----- EXERCISE PASSAGE -----

When her father rapes her, Pecola does not have the support that Maya had from her uncles, Momma Henderson, and the southern community provides. Her home, which should have been a safe haven, is instead the scene of her violation. The community, which should have rallied around her instead, resorts to back fence gossip about how nasty and shameful the incident is. The only “help” she receives is from the local eccentric, Soaphead Church. He “grants” her wish for blue eyes and Pecola whole hearted believes it is true. According to Kathleen Woodward, author of “Toni Morrison, Televisual Culture, and the
Cultural Politics of the Emotions” discusses the shame aspect of Pecola’s rape: because Pecola has no emotional safety net and the community has no interest in supporting her:
Pecola sinks into madness, touched by the deluded notion that she has magically been granted her wish to have blue eyes and that she is now exquisitely beautiful in the eyes of white America. A living reminder of the shameful failure of her community to protect her, she grows older as the years pass by. But she will never grow up. She has been irreparably stunted. We are given to understand that she will live out her life wandering on the edge of town until she dies, a pariah sifting through garbage. (Woodward 218)
In conclusion, Pecola becomes the scapegoat for all that is wrong in the community. Those around her can feel better about themselves because at least they are not like poor, crazy Pecola Breedlove. If Pecola had received the support Maya received from her family and community after being rape, she may have been able to maintain her sanity. In the end:
“The point is not that it is better to live in the South than in the North, or that people who live in the nonurban South are happier, better off, better adjusted than those who live in the urban North. The point is rather that community is better than isolation, that the communal character of the rural black southern circumstance is better than the fragmented, fractionated, individualistically oriented character of the urban North. (128).

----- DATA SUPPLIED -----

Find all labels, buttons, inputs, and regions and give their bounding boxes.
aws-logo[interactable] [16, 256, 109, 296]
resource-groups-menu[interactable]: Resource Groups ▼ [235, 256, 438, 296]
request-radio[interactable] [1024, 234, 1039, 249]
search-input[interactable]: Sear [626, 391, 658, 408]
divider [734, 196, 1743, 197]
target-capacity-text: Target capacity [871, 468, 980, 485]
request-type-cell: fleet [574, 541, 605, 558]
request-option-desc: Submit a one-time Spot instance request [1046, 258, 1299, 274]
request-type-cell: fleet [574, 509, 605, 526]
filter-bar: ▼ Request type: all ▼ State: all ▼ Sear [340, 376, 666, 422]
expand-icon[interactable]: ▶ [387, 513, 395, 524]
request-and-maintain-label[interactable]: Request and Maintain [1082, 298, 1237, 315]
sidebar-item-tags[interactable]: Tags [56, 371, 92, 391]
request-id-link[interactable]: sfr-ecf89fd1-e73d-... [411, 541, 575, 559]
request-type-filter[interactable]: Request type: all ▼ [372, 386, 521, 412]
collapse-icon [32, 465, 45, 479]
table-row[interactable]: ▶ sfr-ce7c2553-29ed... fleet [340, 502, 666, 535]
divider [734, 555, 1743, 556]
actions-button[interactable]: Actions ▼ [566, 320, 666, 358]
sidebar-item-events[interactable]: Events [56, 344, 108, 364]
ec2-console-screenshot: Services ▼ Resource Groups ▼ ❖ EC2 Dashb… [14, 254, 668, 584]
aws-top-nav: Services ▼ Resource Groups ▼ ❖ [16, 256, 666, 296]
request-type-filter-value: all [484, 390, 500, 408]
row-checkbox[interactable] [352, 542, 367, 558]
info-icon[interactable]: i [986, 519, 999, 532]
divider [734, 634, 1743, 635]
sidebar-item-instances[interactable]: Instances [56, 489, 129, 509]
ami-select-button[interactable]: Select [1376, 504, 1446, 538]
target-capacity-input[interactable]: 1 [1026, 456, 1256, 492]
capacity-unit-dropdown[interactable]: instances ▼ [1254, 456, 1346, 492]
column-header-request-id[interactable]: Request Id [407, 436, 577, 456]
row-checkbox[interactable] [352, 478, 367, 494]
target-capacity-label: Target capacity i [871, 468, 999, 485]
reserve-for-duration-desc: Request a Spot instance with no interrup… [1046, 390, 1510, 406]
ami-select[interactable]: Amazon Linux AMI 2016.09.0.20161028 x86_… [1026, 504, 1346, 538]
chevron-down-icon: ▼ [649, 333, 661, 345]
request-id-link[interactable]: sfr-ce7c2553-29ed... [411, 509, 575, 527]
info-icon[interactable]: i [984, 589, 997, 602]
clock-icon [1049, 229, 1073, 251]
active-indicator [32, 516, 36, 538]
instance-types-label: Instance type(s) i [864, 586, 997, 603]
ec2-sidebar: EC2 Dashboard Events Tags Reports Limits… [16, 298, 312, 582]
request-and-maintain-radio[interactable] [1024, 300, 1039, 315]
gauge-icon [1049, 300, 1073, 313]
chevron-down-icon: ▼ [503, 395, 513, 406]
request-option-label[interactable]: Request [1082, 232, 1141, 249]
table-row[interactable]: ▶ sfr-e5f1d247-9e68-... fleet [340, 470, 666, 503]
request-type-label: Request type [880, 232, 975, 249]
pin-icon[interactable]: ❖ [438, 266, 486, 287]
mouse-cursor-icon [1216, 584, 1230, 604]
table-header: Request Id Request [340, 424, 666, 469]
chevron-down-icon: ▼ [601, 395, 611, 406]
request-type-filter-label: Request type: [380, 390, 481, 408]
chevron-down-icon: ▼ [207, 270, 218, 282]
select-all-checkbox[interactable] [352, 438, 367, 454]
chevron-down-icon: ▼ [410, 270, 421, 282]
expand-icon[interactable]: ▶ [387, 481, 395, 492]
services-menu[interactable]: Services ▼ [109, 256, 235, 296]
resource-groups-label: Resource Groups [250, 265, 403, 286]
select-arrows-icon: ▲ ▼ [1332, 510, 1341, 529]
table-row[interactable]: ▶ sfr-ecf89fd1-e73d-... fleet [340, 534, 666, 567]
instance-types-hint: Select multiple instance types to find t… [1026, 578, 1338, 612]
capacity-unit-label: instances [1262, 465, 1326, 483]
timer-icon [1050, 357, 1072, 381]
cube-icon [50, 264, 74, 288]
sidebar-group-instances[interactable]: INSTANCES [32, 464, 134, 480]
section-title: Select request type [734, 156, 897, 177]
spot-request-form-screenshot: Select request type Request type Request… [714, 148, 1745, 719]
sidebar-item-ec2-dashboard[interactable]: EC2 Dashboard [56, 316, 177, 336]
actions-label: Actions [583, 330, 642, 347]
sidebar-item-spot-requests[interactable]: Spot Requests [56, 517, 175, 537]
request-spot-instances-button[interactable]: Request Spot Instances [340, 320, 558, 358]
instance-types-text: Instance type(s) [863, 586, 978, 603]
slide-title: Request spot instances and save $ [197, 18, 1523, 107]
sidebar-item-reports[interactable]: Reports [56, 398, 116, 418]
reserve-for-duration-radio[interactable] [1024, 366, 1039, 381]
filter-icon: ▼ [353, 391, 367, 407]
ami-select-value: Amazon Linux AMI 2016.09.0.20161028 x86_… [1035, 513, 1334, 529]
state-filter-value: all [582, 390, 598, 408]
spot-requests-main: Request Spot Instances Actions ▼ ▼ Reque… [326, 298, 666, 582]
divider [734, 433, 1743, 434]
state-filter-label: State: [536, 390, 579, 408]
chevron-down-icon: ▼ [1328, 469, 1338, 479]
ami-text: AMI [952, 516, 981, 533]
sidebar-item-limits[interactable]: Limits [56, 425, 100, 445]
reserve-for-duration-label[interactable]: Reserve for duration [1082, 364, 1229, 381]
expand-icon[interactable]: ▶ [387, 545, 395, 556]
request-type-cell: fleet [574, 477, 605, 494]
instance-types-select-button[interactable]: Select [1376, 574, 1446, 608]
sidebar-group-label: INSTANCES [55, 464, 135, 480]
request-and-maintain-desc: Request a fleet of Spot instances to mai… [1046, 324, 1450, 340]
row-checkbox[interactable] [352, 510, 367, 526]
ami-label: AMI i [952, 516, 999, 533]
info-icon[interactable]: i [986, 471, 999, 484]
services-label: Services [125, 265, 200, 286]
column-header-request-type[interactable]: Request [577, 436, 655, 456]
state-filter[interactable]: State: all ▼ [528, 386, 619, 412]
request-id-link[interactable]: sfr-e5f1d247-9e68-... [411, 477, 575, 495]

-----

### REQUIRED ACTIONS
A. In the passage about Pecola, who grants her wish for blue eyes?
B. Name everyone the passage about Pecola says gave Maya support.
The listing has nothing to do with the passage about Pecola.

### SOLUTIONS TO THE TASKS
A. Soaphead Church, the local eccentric.

B. Her uncles, Momma Henderson, and the southern community.